DONNÉES DE TRAVAIL

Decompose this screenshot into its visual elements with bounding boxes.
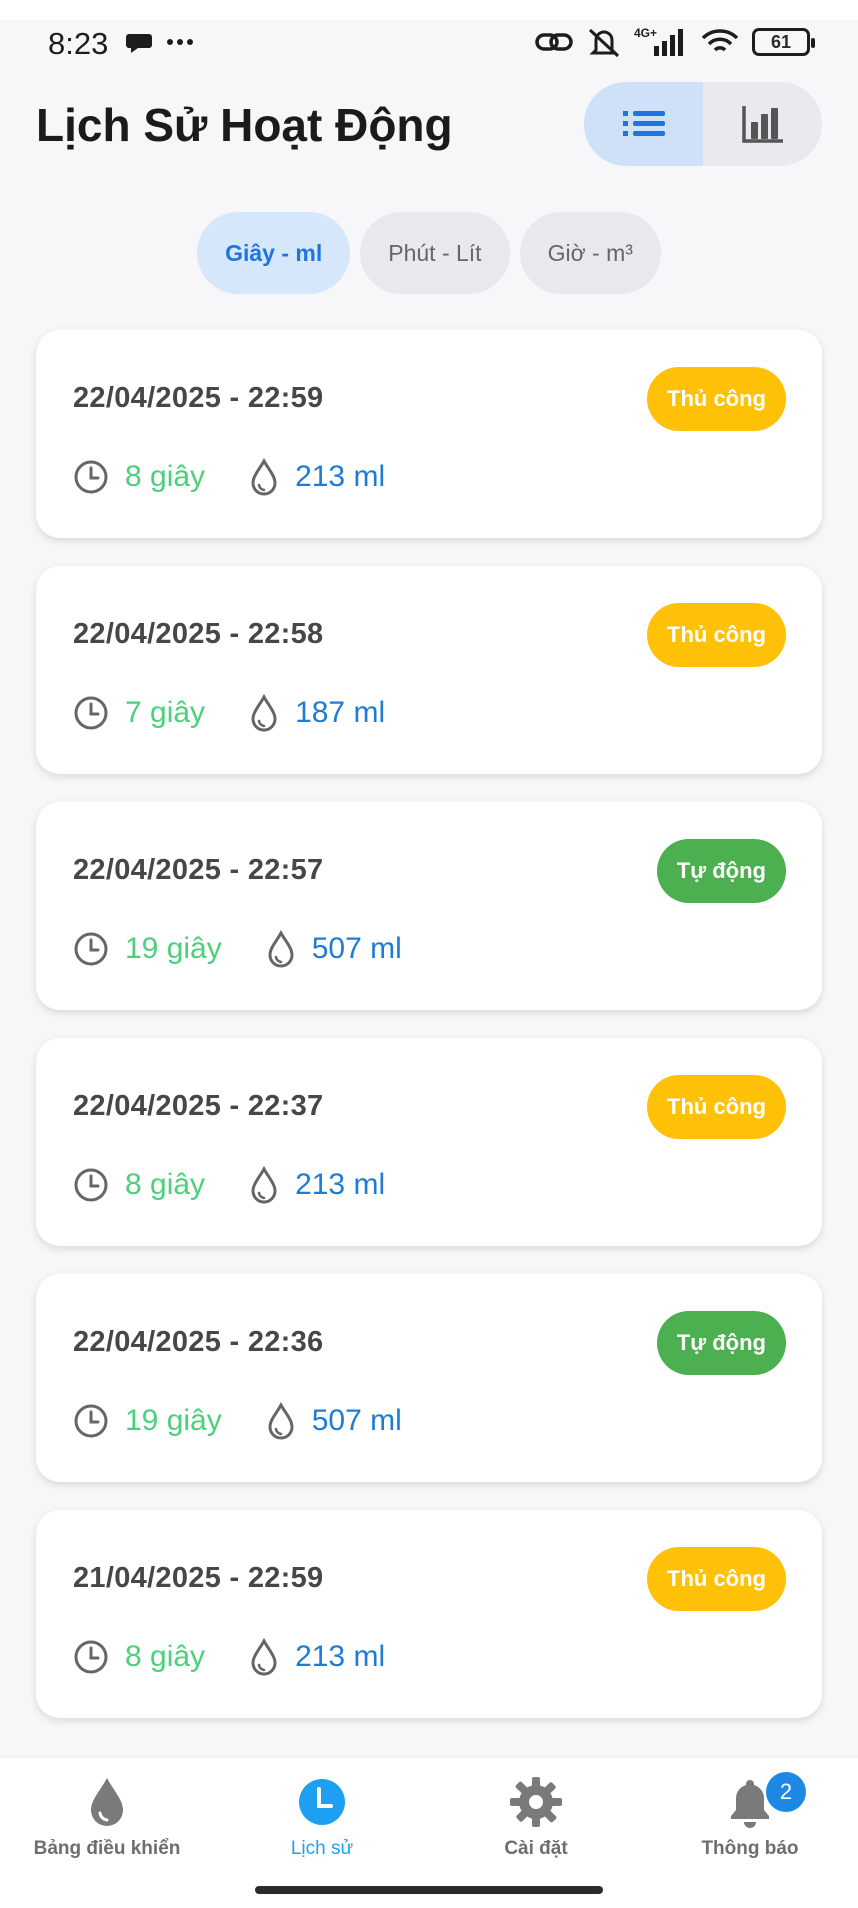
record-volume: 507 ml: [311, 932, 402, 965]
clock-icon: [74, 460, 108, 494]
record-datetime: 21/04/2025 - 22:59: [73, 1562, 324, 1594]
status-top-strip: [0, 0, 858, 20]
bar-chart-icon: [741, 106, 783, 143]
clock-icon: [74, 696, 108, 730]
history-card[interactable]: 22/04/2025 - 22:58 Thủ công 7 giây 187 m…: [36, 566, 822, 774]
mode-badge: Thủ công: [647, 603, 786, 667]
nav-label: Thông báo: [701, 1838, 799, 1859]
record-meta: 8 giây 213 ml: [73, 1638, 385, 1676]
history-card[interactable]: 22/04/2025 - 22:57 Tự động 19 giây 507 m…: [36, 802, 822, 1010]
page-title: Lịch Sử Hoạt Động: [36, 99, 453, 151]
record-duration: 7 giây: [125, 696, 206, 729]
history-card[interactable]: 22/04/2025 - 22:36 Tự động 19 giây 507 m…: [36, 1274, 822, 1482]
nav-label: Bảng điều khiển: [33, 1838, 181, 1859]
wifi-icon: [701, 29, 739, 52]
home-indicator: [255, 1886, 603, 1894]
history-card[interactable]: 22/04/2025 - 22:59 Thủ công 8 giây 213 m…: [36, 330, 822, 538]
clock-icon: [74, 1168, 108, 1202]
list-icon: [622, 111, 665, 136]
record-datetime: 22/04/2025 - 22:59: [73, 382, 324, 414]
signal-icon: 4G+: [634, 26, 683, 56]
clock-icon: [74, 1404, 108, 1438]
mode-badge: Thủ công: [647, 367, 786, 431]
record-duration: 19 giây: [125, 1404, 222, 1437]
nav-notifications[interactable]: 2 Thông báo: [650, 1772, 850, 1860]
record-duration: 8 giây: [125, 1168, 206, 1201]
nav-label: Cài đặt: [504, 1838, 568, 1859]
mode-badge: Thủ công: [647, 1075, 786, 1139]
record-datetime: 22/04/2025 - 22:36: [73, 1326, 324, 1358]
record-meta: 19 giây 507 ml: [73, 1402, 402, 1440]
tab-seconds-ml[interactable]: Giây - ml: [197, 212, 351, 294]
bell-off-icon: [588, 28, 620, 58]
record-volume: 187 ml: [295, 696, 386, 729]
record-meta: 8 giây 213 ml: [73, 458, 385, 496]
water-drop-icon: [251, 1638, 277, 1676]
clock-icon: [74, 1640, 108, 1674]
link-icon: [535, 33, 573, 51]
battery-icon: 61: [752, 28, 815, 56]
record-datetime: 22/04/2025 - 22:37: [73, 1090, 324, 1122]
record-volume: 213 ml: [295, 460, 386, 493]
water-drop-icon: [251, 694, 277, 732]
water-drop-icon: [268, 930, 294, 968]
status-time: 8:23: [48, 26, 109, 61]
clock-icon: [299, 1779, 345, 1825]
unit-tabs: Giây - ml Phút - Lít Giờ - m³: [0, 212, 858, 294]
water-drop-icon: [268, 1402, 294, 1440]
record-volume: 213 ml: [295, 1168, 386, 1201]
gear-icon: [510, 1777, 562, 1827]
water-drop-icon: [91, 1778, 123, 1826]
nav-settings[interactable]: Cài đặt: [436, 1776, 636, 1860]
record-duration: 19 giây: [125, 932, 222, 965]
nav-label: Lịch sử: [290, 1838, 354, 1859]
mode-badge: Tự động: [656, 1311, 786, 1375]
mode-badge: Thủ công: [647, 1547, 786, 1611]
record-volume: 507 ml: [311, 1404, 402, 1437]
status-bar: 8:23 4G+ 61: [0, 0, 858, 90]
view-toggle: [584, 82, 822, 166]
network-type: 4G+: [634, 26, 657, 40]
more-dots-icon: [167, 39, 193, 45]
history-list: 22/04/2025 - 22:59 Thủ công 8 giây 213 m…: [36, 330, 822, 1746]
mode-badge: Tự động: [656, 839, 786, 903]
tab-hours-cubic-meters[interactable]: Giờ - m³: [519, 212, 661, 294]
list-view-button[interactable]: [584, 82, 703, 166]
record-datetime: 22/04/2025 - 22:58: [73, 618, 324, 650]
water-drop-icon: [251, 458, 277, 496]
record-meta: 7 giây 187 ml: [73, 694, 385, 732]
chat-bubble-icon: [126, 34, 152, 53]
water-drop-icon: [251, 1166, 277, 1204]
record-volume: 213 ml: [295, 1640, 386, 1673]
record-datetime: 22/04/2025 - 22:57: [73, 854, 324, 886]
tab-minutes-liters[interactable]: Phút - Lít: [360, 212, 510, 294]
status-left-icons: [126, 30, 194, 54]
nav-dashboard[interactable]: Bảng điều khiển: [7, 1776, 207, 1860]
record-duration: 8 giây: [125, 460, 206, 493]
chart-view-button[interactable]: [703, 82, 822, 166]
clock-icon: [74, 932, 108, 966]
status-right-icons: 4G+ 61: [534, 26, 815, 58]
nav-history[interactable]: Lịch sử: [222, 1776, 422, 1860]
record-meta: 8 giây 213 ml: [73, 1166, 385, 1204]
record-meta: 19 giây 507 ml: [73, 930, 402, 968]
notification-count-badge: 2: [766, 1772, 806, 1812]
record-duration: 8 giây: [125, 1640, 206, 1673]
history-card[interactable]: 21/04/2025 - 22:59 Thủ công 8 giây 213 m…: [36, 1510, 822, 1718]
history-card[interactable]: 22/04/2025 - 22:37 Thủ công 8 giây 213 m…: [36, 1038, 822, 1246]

...

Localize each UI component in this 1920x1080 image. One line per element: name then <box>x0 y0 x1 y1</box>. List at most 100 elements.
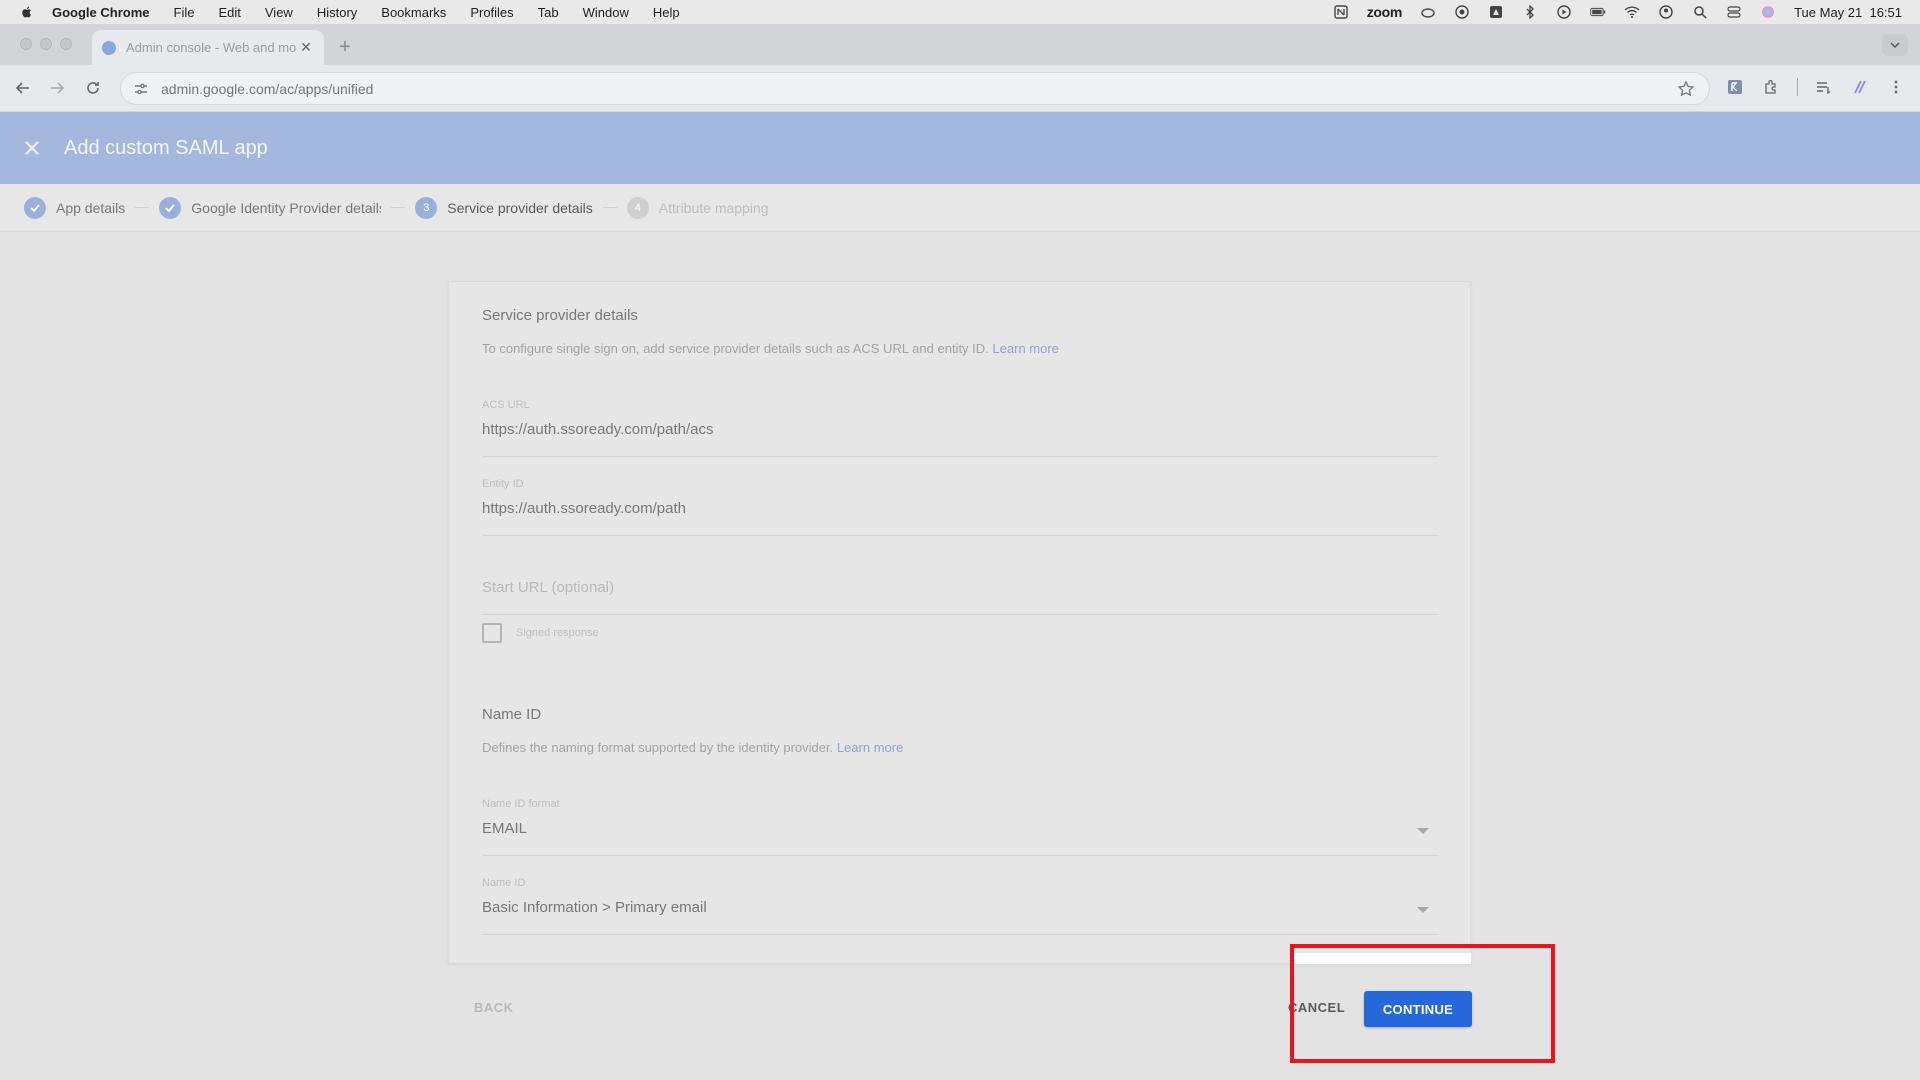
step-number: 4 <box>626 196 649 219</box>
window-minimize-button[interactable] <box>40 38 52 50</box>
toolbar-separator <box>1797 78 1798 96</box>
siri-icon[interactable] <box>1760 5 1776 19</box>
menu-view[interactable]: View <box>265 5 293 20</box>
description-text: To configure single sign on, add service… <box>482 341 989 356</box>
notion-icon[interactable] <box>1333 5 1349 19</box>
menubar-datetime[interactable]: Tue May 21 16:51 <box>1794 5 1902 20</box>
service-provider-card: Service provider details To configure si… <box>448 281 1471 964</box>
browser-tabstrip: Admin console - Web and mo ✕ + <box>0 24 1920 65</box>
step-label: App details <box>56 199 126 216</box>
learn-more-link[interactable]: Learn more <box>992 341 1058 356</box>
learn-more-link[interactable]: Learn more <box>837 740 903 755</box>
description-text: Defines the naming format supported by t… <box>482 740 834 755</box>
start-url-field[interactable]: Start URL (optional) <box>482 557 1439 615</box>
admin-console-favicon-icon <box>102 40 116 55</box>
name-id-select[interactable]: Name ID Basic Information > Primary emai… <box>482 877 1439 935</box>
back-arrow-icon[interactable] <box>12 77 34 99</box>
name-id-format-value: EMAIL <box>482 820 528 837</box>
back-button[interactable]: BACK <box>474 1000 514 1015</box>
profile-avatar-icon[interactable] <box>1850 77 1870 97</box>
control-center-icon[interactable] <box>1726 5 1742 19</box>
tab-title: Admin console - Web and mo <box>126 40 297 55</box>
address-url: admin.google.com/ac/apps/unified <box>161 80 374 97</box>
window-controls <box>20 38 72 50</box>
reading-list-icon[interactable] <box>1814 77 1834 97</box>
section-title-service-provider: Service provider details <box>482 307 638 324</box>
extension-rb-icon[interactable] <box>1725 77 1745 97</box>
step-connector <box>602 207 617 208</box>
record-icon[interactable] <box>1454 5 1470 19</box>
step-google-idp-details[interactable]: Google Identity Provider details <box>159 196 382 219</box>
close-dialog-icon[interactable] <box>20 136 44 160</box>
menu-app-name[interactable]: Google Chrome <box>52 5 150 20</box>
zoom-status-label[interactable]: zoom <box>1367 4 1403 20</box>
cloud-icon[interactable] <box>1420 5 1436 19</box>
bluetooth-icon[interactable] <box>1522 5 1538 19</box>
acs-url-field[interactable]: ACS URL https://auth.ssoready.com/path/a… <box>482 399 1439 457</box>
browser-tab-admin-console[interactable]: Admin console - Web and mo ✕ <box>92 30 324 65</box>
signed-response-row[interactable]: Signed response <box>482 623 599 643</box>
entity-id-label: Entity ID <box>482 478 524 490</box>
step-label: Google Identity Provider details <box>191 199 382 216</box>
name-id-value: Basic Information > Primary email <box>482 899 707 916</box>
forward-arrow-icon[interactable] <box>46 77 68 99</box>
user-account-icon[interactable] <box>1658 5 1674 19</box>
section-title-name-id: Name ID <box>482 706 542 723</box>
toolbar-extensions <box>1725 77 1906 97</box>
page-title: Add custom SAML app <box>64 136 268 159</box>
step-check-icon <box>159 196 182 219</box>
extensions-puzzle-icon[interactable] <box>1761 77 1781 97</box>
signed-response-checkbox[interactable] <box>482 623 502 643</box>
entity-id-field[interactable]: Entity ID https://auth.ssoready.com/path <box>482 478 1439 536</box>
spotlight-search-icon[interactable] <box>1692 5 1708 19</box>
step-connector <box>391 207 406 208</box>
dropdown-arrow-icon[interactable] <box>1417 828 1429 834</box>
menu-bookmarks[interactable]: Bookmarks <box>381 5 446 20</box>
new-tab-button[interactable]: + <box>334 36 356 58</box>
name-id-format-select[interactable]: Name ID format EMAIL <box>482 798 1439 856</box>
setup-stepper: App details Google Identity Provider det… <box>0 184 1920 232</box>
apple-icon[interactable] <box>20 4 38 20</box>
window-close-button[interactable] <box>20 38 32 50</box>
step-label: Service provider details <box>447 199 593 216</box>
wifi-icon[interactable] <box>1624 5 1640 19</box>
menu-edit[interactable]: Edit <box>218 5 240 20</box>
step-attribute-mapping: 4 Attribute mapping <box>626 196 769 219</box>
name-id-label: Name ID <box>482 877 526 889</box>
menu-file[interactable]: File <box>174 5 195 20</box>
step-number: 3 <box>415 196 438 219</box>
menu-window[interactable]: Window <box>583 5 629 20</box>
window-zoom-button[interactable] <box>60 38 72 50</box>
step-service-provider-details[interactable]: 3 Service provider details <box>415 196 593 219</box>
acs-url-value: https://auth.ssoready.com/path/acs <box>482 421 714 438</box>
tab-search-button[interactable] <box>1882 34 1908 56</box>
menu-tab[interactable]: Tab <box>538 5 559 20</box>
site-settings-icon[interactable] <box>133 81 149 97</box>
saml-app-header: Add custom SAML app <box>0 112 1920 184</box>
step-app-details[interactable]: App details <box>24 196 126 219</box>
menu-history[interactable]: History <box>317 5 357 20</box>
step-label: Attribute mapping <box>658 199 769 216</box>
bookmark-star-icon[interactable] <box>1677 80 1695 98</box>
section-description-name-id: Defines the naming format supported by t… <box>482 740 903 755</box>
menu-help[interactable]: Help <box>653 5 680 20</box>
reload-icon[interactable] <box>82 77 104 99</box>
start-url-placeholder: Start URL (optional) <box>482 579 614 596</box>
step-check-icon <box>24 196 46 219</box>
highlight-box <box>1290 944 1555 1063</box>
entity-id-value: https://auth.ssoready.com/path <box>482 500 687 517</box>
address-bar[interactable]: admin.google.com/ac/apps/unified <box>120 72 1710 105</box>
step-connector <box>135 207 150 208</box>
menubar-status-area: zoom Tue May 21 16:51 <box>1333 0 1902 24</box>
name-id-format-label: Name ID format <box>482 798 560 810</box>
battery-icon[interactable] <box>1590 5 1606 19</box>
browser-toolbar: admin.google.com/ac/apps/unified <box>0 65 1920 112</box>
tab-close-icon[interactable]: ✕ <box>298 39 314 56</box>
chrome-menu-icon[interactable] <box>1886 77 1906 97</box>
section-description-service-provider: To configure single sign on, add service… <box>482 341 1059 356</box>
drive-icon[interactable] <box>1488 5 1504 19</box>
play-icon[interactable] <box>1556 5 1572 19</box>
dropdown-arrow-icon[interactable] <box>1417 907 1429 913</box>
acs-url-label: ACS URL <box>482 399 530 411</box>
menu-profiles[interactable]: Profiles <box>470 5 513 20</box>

==

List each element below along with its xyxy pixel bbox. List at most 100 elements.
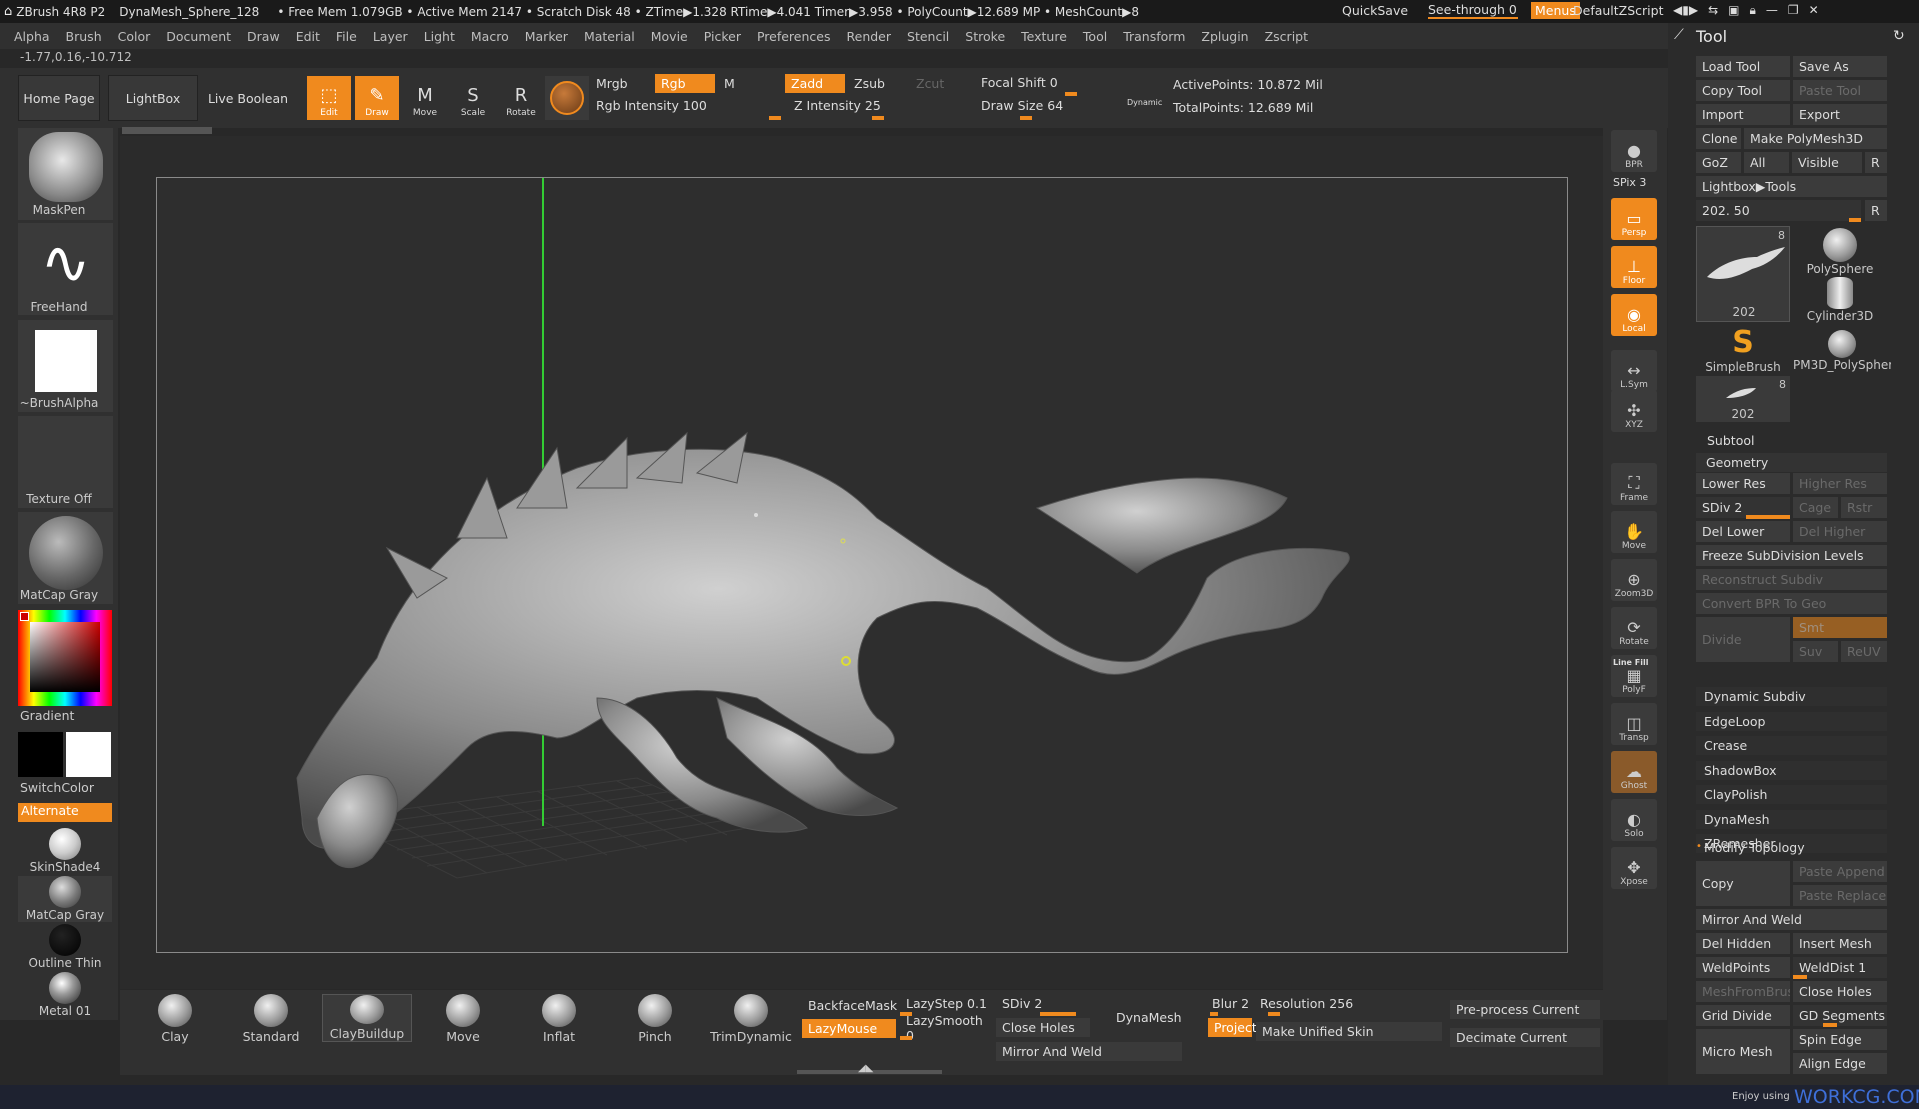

CONSIGNE
Mettez dans une liste JSON de chaînes les lignes ci-dessus, de celle qui contient "Localize each UI" jusqu'à celle qui contient "control-center-icon[interactable] <box>1726 5", ces deux lignes comprises. Une chaîne par ligne, sans les lignes vides ni les images.

RÉPONSE
[
  "Localize each UI component in this 1920x1080 image. One line per element: name then <box>x0 y0 x1 y1</box>. List at most 100 elements.",
  "step-number: 4 <box>626 196 649 219</box>",
  "window-minimize-button[interactable] <box>40 38 52 50</box>",
  "toolbar-separator <box>1797 78 1798 96</box>",
  "siri-icon[interactable] <box>1760 5 1776 19</box>",
  "menu-view[interactable]: View <box>265 5 293 20</box>",
  "description-text: To configure single sign on, add service… <box>482 341 989 356</box>",
  "notion-icon[interactable] <box>1333 5 1349 19</box>",
  "menubar-datetime[interactable]: Tue May 21 16:51 <box>1794 5 1902 20</box>",
  "service-provider-card: Service provider details To configure si… <box>448 281 1471 964</box>",
  "browser-tabstrip: Admin console - Web and mo ✕ + <box>0 24 1920 65</box>",
  "step-label: App details <box>56 199 126 216</box>",
  "learn-more-link[interactable]: Learn more <box>992 341 1058 356</box>",
  "learn-more-link[interactable]: Learn more <box>837 740 903 755</box>",
  "description-text: Defines the naming format supported by t… <box>482 740 834 755</box>",
  "start-url-field[interactable]: Start URL (optional) <box>482 557 1439 615</box>",
  "admin-console-favicon-icon <box>102 40 116 55</box>",
  "name-id-select[interactable]: Name ID Basic Information > Primary emai… <box>482 877 1439 935</box>",
  "back-arrow-icon[interactable] <box>12 77 34 99</box>",
  "name-id-format-value: EMAIL <box>482 820 528 837</box>",
  "back-button[interactable]: BACK <box>474 1000 514 1015</box>",
  "profile-avatar-icon[interactable] <box>1850 77 1870 97</box>",
  "control-center-icon[interactable] <box>1726 5 1742 19</box>"
]